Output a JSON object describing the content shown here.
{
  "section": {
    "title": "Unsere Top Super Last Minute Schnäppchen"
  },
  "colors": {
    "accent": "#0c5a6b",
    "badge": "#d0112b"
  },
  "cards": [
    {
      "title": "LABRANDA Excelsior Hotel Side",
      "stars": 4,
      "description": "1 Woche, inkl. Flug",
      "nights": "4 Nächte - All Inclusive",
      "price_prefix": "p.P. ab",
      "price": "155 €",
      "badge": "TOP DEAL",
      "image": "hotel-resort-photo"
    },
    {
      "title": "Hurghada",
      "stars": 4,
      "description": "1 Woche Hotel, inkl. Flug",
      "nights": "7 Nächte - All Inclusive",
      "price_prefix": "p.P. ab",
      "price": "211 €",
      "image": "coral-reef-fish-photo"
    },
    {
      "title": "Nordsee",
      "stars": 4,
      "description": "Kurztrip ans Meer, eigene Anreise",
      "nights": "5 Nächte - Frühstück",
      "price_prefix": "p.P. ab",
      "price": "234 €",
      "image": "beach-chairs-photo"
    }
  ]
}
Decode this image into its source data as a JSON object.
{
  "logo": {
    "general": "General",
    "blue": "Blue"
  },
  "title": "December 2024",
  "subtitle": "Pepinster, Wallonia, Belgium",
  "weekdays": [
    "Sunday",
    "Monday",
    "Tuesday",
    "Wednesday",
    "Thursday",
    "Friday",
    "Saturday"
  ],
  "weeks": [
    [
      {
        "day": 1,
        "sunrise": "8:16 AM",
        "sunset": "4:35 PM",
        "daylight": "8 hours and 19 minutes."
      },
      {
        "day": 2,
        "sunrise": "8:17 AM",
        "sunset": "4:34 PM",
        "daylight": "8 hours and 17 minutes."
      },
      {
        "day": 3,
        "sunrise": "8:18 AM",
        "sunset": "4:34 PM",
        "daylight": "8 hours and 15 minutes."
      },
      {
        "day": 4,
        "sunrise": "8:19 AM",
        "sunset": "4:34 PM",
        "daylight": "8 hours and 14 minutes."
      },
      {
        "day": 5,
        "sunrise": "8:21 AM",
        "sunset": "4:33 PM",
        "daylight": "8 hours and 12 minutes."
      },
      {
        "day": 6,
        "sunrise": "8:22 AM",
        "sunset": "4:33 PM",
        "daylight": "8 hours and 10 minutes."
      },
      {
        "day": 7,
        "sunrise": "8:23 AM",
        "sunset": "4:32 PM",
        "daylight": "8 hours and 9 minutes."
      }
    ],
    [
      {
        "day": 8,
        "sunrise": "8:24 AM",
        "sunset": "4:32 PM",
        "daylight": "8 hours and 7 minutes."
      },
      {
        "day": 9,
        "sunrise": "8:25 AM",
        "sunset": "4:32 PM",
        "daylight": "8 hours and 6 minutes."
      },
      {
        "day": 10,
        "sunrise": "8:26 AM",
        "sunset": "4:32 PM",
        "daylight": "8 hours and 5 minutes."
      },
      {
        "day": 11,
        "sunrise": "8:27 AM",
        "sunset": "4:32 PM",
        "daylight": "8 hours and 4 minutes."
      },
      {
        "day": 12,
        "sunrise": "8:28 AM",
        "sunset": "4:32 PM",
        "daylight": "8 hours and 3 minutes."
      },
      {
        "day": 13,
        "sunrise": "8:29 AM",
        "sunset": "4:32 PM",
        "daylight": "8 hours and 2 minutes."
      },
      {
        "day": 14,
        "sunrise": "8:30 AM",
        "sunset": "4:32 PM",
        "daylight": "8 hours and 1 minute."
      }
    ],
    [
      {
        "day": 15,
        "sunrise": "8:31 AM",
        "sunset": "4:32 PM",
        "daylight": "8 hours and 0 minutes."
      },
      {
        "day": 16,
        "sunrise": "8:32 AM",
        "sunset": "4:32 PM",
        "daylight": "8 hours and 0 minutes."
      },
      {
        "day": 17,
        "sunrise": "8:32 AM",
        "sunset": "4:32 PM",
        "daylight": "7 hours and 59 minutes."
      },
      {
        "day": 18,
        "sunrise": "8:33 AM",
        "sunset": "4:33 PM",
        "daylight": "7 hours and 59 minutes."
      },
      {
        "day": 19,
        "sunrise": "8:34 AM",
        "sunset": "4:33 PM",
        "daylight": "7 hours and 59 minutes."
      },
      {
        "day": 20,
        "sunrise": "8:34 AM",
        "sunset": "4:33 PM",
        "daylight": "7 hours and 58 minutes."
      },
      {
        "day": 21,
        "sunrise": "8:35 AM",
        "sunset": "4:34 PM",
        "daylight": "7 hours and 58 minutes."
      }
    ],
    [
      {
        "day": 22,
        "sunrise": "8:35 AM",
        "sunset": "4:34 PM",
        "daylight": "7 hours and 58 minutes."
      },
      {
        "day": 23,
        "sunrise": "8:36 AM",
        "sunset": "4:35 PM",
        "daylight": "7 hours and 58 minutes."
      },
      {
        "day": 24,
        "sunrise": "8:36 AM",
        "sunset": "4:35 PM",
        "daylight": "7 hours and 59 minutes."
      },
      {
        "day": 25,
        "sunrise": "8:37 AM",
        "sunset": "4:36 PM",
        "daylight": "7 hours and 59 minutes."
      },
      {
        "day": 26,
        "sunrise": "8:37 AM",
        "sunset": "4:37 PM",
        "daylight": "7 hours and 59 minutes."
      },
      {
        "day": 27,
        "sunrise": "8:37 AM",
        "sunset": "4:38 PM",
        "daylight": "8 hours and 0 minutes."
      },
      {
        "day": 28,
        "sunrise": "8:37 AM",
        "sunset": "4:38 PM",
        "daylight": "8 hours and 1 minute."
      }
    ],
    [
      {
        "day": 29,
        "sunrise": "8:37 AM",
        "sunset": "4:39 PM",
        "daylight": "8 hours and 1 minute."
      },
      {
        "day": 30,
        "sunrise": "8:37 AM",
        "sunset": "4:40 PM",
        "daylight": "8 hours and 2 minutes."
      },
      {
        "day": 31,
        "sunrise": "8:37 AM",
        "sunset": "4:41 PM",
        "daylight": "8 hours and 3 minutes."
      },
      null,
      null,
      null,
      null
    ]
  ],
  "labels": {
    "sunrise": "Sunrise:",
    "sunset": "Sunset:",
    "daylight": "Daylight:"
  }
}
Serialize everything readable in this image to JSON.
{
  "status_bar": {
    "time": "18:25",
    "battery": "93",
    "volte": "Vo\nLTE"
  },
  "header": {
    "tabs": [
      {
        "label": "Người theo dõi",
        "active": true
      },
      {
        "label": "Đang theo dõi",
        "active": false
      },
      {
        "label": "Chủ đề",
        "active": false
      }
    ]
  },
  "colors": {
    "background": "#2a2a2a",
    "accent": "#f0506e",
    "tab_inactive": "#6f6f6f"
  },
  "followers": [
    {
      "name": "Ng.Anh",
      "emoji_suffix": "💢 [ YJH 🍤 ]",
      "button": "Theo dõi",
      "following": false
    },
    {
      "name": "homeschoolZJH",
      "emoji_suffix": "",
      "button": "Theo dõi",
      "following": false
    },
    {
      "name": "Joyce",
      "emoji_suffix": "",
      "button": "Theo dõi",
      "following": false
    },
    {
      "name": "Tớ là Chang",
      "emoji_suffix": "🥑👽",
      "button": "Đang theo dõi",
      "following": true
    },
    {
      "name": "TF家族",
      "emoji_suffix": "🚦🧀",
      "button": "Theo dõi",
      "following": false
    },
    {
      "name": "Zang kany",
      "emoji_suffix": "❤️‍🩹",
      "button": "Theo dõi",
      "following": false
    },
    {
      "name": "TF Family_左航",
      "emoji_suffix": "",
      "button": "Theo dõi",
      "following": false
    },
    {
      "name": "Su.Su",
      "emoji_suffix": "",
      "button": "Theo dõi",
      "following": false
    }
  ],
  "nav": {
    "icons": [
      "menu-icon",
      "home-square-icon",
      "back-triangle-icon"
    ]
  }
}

------------------------------------

▶ [Given instruction]
Copy out the material word for word and line for line.

▶ [Exercise output]
Output a JSON object describing the content shown here.
{
  "section": {
    "title": "Unsere Top Super Last Minute Schnäppchen"
  },
  "colors": {
    "accent": "#0c5a6b",
    "badge": "#d0112b"
  },
  "cards": [
    {
      "title": "LABRANDA Excelsior Hotel Side",
      "stars": 4,
      "description": "1 Woche, inkl. Flug",
      "nights": "4 Nächte - All Inclusive",
      "price_prefix": "p.P. ab",
      "price": "155 €",
      "badge": "TOP DEAL",
      "image": "hotel-resort-photo"
    },
    {
      "title": "Hurghada",
      "stars": 4,
      "description": "1 Woche Hotel, inkl. Flug",
      "nights": "7 Nächte - All Inclusive",
      "price_prefix": "p.P. ab",
      "price": "211 €",
      "image": "coral-reef-fish-photo"
    },
    {
      "title": "Nordsee",
      "stars": 4,
      "description": "Kurztrip ans Meer, eigene Anreise",
      "nights": "5 Nächte - Frühstück",
      "price_prefix": "p.P. ab",
      "price": "234 €",
      "image": "beach-chairs-photo"
    }
  ]
}
Decode this image into its source data as a JSON object.
{
  "logo": {
    "general": "General",
    "blue": "Blue"
  },
  "title": "December 2024",
  "subtitle": "Pepinster, Wallonia, Belgium",
  "weekdays": [
    "Sunday",
    "Monday",
    "Tuesday",
    "Wednesday",
    "Thursday",
    "Friday",
    "Saturday"
  ],
  "weeks": [
    [
      {
        "day": 1,
        "sunrise": "8:16 AM",
        "sunset": "4:35 PM",
        "daylight": "8 hours and 19 minutes."
      },
      {
        "day": 2,
        "sunrise": "8:17 AM",
        "sunset": "4:34 PM",
        "daylight": "8 hours and 17 minutes."
      },
      {
        "day": 3,
        "sunrise": "8:18 AM",
        "sunset": "4:34 PM",
        "daylight": "8 hours and 15 minutes."
      },
      {
        "day": 4,
        "sunrise": "8:19 AM",
        "sunset": "4:34 PM",
        "daylight": "8 hours and 14 minutes."
      },
      {
        "day": 5,
        "sunrise": "8:21 AM",
        "sunset": "4:33 PM",
        "daylight": "8 hours and 12 minutes."
      },
      {
        "day": 6,
        "sunrise": "8:22 AM",
        "sunset": "4:33 PM",
        "daylight": "8 hours and 10 minutes."
      },
      {
        "day": 7,
        "sunrise": "8:23 AM",
        "sunset": "4:32 PM",
        "daylight": "8 hours and 9 minutes."
      }
    ],
    [
      {
        "day": 8,
        "sunrise": "8:24 AM",
        "sunset": "4:32 PM",
        "daylight": "8 hours and 7 minutes."
      },
      {
        "day": 9,
        "sunrise": "8:25 AM",
        "sunset": "4:32 PM",
        "daylight": "8 hours and 6 minutes."
      },
      {
        "day": 10,
        "sunrise": "8:26 AM",
        "sunset": "4:32 PM",
        "daylight": "8 hours and 5 minutes."
      },
      {
        "day": 11,
        "sunrise": "8:27 AM",
        "sunset": "4:32 PM",
        "daylight": "8 hours and 4 minutes."
      },
      {
        "day": 12,
        "sunrise": "8:28 AM",
        "sunset": "4:32 PM",
        "daylight": "8 hours and 3 minutes."
      },
      {
        "day": 13,
        "sunrise": "8:29 AM",
        "sunset": "4:32 PM",
        "daylight": "8 hours and 2 minutes."
      },
      {
        "day": 14,
        "sunrise": "8:30 AM",
        "sunset": "4:32 PM",
        "daylight": "8 hours and 1 minute."
      }
    ],
    [
      {
        "day": 15,
        "sunrise": "8:31 AM",
        "sunset": "4:32 PM",
        "daylight": "8 hours and 0 minutes."
      },
      {
        "day": 16,
        "sunrise": "8:32 AM",
        "sunset": "4:32 PM",
        "daylight": "8 hours and 0 minutes."
      },
      {
        "day": 17,
        "sunrise": "8:32 AM",
        "sunset": "4:32 PM",
        "daylight": "7 hours and 59 minutes."
      },
      {
        "day": 18,
        "sunrise": "8:33 AM",
        "sunset": "4:33 PM",
        "daylight": "7 hours and 59 minutes."
      },
      {
        "day": 19,
        "sunrise": "8:34 AM",
        "sunset": "4:33 PM",
        "daylight": "7 hours and 59 minutes."
      },
      {
        "day": 20,
        "sunrise": "8:34 AM",
        "sunset": "4:33 PM",
        "daylight": "7 hours and 58 minutes."
      },
      {
        "day": 21,
        "sunrise": "8:35 AM",
        "sunset": "4:34 PM",
        "daylight": "7 hours and 58 minutes."
      }
    ],
    [
      {
        "day": 22,
        "sunrise": "8:35 AM",
        "sunset": "4:34 PM",
        "daylight": "7 hours and 58 minutes."
      },
      {
        "day": 23,
        "sunrise": "8:36 AM",
        "sunset": "4:35 PM",
        "daylight": "7 hours and 58 minutes."
      },
      {
        "day": 24,
        "sunrise": "8:36 AM",
        "sunset": "4:35 PM",
        "daylight": "7 hours and 59 minutes."
      },
      {
        "day": 25,
        "sunrise": "8:37 AM",
        "sunset": "4:36 PM",
        "daylight": "7 hours and 59 minutes."
      },
      {
        "day": 26,
        "sunrise": "8:37 AM",
        "sunset": "4:37 PM",
        "daylight": "7 hours and 59 minutes."
      },
      {
        "day": 27,
        "sunrise": "8:37 AM",
        "sunset": "4:38 PM",
        "daylight": "8 hours and 0 minutes."
      },
      {
        "day": 28,
        "sunrise": "8:37 AM",
        "sunset": "4:38 PM",
        "daylight": "8 hours and 1 minute."
      }
    ],
    [
      {
        "day": 29,
        "sunrise": "8:37 AM",
        "sunset": "4:39 PM",
        "daylight": "8 hours and 1 minute."
      },
      {
        "day": 30,
        "sunrise": "8:37 AM",
        "sunset": "4:40 PM",
        "daylight": "8 hours and 2 minutes."
      },
      {
        "day": 31,
        "sunrise": "8:37 AM",
        "sunset": "4:41 PM",
        "daylight": "8 hours and 3 minutes."
      },
      null,
      null,
      null,
      null
    ]
  ],
  "labels": {
    "sunrise": "Sunrise:",
    "sunset": "Sunset:",
    "daylight": "Daylight:"
  }
}
Serialize everything readable in this image to JSON.
{
  "status_bar": {
    "time": "18:25",
    "battery": "93",
    "volte": "Vo\nLTE"
  },
  "header": {
    "tabs": [
      {
        "label": "Người theo dõi",
        "active": true
      },
      {
        "label": "Đang theo dõi",
        "active": false
      },
      {
        "label": "Chủ đề",
        "active": false
      }
    ]
  },
  "colors": {
    "background": "#2a2a2a",
    "accent": "#f0506e",
    "tab_inactive": "#6f6f6f"
  },
  "followers": [
    {
      "name": "Ng.Anh",
      "emoji_suffix": "💢 [ YJH 🍤 ]",
      "button": "Theo dõi",
      "following": false
    },
    {
      "name": "homeschoolZJH",
      "emoji_suffix": "",
      "button": "Theo dõi",
      "following": false
    },
    {
      "name": "Joyce",
      "emoji_suffix": "",
      "button": "Theo dõi",
      "following": false
    },
    {
      "name": "Tớ là Chang",
      "emoji_suffix": "🥑👽",
      "button": "Đang theo dõi",
      "following": true
    },
    {
      "name": "TF家族",
      "emoji_suffix": "🚦🧀",
      "button": "Theo dõi",
      "following": false
    },
    {
      "name": "Zang kany",
      "emoji_suffix": "❤️‍🩹",
      "button": "Theo dõi",
      "following": false
    },
    {
      "name": "TF Family_左航",
      "emoji_suffix": "",
      "button": "Theo dõi",
      "following": false
    },
    {
      "name": "Su.Su",
      "emoji_suffix": "",
      "button": "Theo dõi",
      "following": false
    }
  ],
  "nav": {
    "icons": [
      "menu-icon",
      "home-square-icon",
      "back-triangle-icon"
    ]
  }
}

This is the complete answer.